● **WRITTEN REQUEST**
Find "Give me a plain-text" in the data below; transcribe the line it appears on and each line after it, exactly, to the end, and nothing else.

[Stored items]
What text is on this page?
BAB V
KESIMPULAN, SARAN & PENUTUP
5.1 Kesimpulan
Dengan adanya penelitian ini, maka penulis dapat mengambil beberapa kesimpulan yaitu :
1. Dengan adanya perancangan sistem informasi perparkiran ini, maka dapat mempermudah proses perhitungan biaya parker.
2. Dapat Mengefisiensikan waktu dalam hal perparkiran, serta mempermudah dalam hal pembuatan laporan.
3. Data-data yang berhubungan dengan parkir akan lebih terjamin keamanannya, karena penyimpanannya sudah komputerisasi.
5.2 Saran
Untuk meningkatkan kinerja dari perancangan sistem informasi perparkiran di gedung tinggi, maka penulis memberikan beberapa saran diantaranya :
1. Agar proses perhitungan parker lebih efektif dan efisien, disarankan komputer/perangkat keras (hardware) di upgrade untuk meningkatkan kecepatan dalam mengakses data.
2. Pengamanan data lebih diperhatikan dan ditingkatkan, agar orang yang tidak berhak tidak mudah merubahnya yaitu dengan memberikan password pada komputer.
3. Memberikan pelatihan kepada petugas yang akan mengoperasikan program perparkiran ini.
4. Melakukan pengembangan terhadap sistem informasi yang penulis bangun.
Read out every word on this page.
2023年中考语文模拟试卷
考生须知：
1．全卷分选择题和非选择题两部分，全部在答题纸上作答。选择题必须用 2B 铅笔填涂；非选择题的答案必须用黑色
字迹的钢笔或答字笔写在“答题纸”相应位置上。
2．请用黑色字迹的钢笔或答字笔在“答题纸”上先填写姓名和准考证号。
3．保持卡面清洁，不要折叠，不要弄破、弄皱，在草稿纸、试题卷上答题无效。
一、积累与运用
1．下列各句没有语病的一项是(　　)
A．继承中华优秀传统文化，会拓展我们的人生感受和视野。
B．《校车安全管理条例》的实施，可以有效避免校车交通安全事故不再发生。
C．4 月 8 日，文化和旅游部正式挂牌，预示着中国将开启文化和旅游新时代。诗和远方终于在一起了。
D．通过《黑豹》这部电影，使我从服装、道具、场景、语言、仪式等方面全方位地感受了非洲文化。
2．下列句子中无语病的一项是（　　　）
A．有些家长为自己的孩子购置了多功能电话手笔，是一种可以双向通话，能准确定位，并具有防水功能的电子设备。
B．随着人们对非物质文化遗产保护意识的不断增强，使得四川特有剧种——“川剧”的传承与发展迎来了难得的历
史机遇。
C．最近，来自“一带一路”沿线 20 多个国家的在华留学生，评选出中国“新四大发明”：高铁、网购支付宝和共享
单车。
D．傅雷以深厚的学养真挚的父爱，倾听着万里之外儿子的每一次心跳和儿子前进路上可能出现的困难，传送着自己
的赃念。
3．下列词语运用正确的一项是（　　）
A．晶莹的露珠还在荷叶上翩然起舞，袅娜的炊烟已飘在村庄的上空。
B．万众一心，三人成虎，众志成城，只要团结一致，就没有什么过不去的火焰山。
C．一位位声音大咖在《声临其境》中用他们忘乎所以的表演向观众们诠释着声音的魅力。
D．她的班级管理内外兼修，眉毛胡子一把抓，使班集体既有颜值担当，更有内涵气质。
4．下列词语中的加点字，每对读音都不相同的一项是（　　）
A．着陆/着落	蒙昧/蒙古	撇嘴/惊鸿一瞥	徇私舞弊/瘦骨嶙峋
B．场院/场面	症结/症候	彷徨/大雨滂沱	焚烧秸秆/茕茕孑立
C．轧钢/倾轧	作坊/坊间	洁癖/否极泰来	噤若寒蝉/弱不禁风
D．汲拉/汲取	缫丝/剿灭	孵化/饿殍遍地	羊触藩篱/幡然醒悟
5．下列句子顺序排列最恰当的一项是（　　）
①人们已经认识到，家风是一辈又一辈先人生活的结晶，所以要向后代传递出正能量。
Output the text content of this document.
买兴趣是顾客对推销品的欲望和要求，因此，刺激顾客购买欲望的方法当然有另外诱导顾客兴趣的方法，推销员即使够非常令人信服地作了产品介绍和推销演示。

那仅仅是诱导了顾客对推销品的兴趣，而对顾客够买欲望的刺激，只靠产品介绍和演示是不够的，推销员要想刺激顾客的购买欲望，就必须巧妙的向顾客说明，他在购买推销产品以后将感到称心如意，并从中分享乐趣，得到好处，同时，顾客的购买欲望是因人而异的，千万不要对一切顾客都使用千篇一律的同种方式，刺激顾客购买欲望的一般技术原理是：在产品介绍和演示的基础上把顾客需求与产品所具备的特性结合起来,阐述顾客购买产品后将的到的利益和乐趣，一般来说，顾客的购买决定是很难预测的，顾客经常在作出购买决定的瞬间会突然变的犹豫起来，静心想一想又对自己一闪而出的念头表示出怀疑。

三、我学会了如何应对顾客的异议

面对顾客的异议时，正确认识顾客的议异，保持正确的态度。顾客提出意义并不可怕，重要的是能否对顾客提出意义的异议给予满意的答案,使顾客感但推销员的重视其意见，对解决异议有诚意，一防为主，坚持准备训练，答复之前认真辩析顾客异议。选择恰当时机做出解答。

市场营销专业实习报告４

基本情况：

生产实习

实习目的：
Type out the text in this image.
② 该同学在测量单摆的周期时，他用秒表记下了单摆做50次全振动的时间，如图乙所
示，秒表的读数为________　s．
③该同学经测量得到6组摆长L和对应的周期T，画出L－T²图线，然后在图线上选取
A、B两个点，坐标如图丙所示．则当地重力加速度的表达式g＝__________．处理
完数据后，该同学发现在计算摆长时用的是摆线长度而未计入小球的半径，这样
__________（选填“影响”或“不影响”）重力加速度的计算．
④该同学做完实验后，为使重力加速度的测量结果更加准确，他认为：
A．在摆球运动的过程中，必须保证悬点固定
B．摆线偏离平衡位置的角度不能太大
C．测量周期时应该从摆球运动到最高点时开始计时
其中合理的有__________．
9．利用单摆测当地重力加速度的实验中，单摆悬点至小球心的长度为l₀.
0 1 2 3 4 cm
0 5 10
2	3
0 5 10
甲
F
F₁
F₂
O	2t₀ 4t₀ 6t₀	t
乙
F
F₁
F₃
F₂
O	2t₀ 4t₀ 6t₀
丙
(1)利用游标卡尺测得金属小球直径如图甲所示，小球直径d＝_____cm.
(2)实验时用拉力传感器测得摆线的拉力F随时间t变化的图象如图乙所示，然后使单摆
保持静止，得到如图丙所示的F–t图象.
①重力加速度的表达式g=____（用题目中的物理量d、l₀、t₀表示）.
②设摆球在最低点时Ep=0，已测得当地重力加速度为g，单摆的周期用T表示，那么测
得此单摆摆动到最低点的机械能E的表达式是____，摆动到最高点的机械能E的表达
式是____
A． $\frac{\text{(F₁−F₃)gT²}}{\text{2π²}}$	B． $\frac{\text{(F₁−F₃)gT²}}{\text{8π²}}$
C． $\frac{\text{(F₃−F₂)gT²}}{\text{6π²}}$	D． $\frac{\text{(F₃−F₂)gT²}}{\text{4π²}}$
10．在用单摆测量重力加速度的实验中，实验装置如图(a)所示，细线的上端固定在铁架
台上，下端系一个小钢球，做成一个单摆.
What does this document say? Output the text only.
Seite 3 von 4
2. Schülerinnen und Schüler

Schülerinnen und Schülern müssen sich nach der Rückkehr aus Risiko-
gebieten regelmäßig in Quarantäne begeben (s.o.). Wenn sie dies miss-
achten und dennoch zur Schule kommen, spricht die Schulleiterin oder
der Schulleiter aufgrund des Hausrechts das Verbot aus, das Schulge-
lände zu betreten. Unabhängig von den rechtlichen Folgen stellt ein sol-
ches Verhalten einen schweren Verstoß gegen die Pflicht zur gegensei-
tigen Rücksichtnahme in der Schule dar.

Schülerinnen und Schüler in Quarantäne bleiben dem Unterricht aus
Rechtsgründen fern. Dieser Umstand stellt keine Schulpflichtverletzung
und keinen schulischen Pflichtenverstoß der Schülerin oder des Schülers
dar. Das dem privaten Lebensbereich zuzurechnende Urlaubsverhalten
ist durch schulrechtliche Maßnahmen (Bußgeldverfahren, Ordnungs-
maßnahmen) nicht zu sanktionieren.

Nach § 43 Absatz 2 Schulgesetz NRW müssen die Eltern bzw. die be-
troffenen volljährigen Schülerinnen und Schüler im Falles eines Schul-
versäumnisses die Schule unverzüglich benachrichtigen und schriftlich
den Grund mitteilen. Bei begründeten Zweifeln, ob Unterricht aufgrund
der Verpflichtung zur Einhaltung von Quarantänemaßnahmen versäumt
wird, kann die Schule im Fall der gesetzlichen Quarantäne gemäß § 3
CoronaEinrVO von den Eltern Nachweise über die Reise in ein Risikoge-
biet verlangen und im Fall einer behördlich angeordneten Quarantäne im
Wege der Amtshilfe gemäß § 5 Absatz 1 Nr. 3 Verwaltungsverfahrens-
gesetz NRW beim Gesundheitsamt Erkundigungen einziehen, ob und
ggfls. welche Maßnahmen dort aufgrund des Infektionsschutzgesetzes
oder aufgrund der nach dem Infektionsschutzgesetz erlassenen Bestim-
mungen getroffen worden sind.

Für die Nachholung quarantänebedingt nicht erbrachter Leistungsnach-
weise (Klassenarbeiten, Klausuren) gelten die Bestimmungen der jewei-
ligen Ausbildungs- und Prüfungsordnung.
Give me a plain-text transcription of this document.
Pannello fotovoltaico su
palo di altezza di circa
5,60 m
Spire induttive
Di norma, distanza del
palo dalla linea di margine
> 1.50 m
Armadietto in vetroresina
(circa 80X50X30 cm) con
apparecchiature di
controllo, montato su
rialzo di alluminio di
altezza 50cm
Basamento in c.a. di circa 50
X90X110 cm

● **OUTPUT OF THE EXERCISE**
Give me a plain-text transcription of this document.
Pannello fotovoltaico su
palo di altezza di circa
5,60 m
Spire induttive
Di norma, distanza del
palo dalla linea di margine
> 1.50 m
Armadietto in vetroresina
(circa 80X50X30 cm) con
apparecchiature di
controllo, montato su
rialzo di alluminio di
altezza 50cm
Basamento in c.a. di circa 50
X90X110 cm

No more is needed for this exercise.